--- start MATERIALS PROVIDED ---
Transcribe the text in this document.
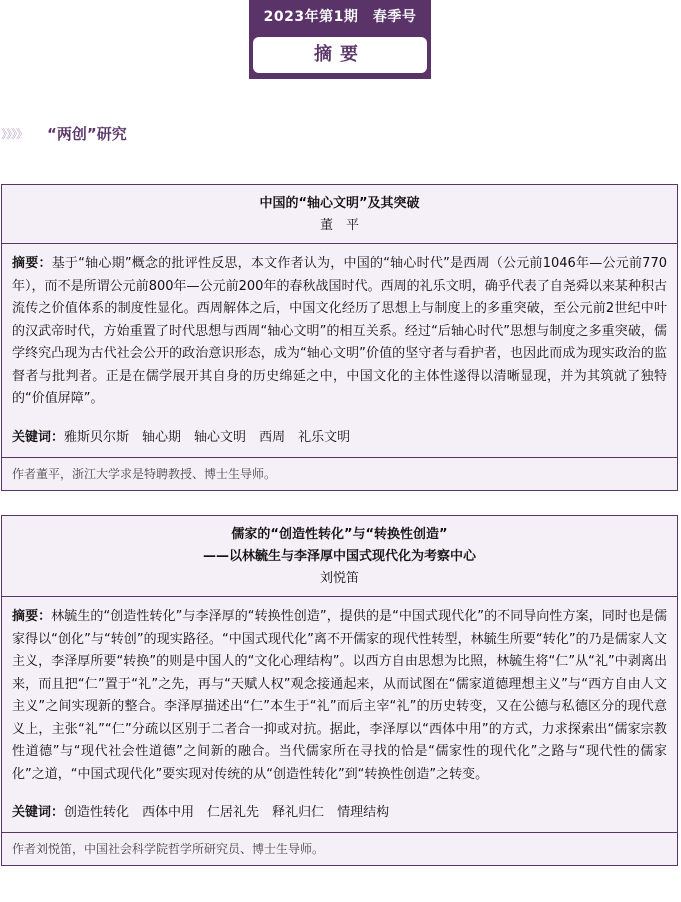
2023年第1期　春季号
摘要
》》》》	“两创”研究
中国的“轴心文明”及其突破
董　平
摘要：基于“轴心期”概念的批评性反思，本文作者认为，中国的“轴心时代”是西周（公元前1046年—公元前770年），而不是所谓公元前800年—公元前200年的春秋战国时代。西周的礼乐文明，确乎代表了自尧舜以来某种积古流传之价值体系的制度性显化。西周解体之后，中国文化经历了思想上与制度上的多重突破，至公元前2世纪中叶的汉武帝时代，方始重置了时代思想与西周“轴心文明”的相互关系。经过“后轴心时代”思想与制度之多重突破，儒学终究凸现为古代社会公开的政治意识形态，成为“轴心文明”价值的坚守者与看护者，也因此而成为现实政治的监督者与批判者。正是在儒学展开其自身的历史绵延之中，中国文化的主体性遂得以清晰显现，并为其筑就了独特的“价值屏障”。
关键词：雅斯贝尔斯 轴心期 轴心文明 西周 礼乐文明
作者董平，浙江大学求是特聘教授、博士生导师。
儒家的“创造性转化”与“转换性创造”
——以林毓生与李泽厚中国式现代化为考察中心
刘悦笛
摘要：林毓生的“创造性转化”与李泽厚的“转换性创造”，提供的是“中国式现代化”的不同导向性方案，同时也是儒家得以“创化”与“转创”的现实路径。“中国式现代化”离不开儒家的现代性转型，林毓生所要“转化”的乃是儒家人文主义，李泽厚所要“转换”的则是中国人的“文化心理结构”。以西方自由思想为比照，林毓生将“仁”从“礼”中剥离出来，而且把“仁”置于“礼”之先，再与“天赋人权”观念接通起来，从而试图在“儒家道德理想主义”与“西方自由人文主义”之间实现新的整合。李泽厚描述出“仁”本生于“礼”而后主宰“礼”的历史转变，又在公德与私德区分的现代意义上，主张“礼”“仁”分疏以区别于二者合一抑或对抗。据此，李泽厚以“西体中用”的方式，力求探索出“儒家宗教性道德”与“现代社会性道德”之间新的融合。当代儒家所在寻找的恰是“儒家性的现代化”之路与“现代性的儒家化”之道，“中国式现代化”要实现对传统的从“创造性转化”到“转换性创造”之转变。
关键词：创造性转化 西体中用 仁居礼先 释礼归仁 情理结构
作者刘悦笛，中国社会科学院哲学所研究员、博士生导师。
--- end MATERIALS PROVIDED ---
## SHORT TASK
Looking at the listing above, how many of its lines contain the string "博士生导师"? Give the number alone.

## SOLUTION TO THE EXERCISE
2